- _AIM_: Output the data below in full, byte for byte. Nothing may differ.

- _RECORD EXTRACTS_:

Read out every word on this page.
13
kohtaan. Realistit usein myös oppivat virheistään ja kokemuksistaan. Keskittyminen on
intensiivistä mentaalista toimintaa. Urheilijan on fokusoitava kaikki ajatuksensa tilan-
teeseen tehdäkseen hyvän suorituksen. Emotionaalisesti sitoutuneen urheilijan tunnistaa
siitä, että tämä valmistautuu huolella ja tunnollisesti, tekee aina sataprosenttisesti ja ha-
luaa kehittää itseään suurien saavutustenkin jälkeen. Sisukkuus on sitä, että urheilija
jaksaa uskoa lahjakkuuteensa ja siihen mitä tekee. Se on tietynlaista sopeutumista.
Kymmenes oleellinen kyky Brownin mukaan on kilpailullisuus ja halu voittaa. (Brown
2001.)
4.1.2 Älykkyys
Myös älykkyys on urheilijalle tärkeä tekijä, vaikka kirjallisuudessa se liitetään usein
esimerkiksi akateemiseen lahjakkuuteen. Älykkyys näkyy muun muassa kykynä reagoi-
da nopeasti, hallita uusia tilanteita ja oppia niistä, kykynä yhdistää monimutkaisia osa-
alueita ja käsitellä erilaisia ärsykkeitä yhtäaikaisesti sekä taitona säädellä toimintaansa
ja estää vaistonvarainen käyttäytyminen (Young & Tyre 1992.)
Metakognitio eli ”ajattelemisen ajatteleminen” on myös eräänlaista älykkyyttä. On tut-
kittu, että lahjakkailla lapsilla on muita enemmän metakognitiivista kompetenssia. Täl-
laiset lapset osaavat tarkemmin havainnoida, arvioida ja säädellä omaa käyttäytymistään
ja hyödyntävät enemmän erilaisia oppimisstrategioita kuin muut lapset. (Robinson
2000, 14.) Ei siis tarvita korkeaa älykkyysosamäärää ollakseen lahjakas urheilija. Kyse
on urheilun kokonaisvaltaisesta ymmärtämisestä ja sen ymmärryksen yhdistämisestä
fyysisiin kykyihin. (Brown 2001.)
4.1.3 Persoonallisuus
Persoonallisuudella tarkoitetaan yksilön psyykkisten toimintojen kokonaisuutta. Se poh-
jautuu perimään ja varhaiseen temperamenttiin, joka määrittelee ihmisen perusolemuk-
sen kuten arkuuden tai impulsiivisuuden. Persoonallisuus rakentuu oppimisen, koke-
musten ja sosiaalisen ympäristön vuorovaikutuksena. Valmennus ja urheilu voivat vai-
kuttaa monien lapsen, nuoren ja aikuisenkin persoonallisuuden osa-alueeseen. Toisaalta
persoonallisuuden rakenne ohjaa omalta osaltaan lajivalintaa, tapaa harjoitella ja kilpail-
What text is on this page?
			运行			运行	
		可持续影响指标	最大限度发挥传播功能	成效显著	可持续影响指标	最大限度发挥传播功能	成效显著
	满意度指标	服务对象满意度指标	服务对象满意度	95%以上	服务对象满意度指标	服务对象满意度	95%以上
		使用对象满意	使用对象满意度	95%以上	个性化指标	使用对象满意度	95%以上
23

- _RESULT OF THE EXERCISE_:
Read out every word on this page.
13
kohtaan. Realistit usein myös oppivat virheistään ja kokemuksistaan. Keskittyminen on
intensiivistä mentaalista toimintaa. Urheilijan on fokusoitava kaikki ajatuksensa tilan-
teeseen tehdäkseen hyvän suorituksen. Emotionaalisesti sitoutuneen urheilijan tunnistaa
siitä, että tämä valmistautuu huolella ja tunnollisesti, tekee aina sataprosenttisesti ja ha-
luaa kehittää itseään suurien saavutustenkin jälkeen. Sisukkuus on sitä, että urheilija
jaksaa uskoa lahjakkuuteensa ja siihen mitä tekee. Se on tietynlaista sopeutumista.
Kymmenes oleellinen kyky Brownin mukaan on kilpailullisuus ja halu voittaa. (Brown
2001.)
4.1.2 Älykkyys
Myös älykkyys on urheilijalle tärkeä tekijä, vaikka kirjallisuudessa se liitetään usein
esimerkiksi akateemiseen lahjakkuuteen. Älykkyys näkyy muun muassa kykynä reagoi-
da nopeasti, hallita uusia tilanteita ja oppia niistä, kykynä yhdistää monimutkaisia osa-
alueita ja käsitellä erilaisia ärsykkeitä yhtäaikaisesti sekä taitona säädellä toimintaansa
ja estää vaistonvarainen käyttäytyminen (Young & Tyre 1992.)
Metakognitio eli ”ajattelemisen ajatteleminen” on myös eräänlaista älykkyyttä. On tut-
kittu, että lahjakkailla lapsilla on muita enemmän metakognitiivista kompetenssia. Täl-
laiset lapset osaavat tarkemmin havainnoida, arvioida ja säädellä omaa käyttäytymistään
ja hyödyntävät enemmän erilaisia oppimisstrategioita kuin muut lapset. (Robinson
2000, 14.) Ei siis tarvita korkeaa älykkyysosamäärää ollakseen lahjakas urheilija. Kyse
on urheilun kokonaisvaltaisesta ymmärtämisestä ja sen ymmärryksen yhdistämisestä
fyysisiin kykyihin. (Brown 2001.)
4.1.3 Persoonallisuus
Persoonallisuudella tarkoitetaan yksilön psyykkisten toimintojen kokonaisuutta. Se poh-
jautuu perimään ja varhaiseen temperamenttiin, joka määrittelee ihmisen perusolemuk-
sen kuten arkuuden tai impulsiivisuuden. Persoonallisuus rakentuu oppimisen, koke-
musten ja sosiaalisen ympäristön vuorovaikutuksena. Valmennus ja urheilu voivat vai-
kuttaa monien lapsen, nuoren ja aikuisenkin persoonallisuuden osa-alueeseen. Toisaalta
persoonallisuuden rakenne ohjaa omalta osaltaan lajivalintaa, tapaa harjoitella ja kilpail-
What text is on this page?
			运行			运行	
		可持续影响指标	最大限度发挥传播功能	成效显著	可持续影响指标	最大限度发挥传播功能	成效显著
	满意度指标	服务对象满意度指标	服务对象满意度	95%以上	服务对象满意度指标	服务对象满意度	95%以上
		使用对象满意	使用对象满意度	95%以上	个性化指标	使用对象满意度	95%以上
23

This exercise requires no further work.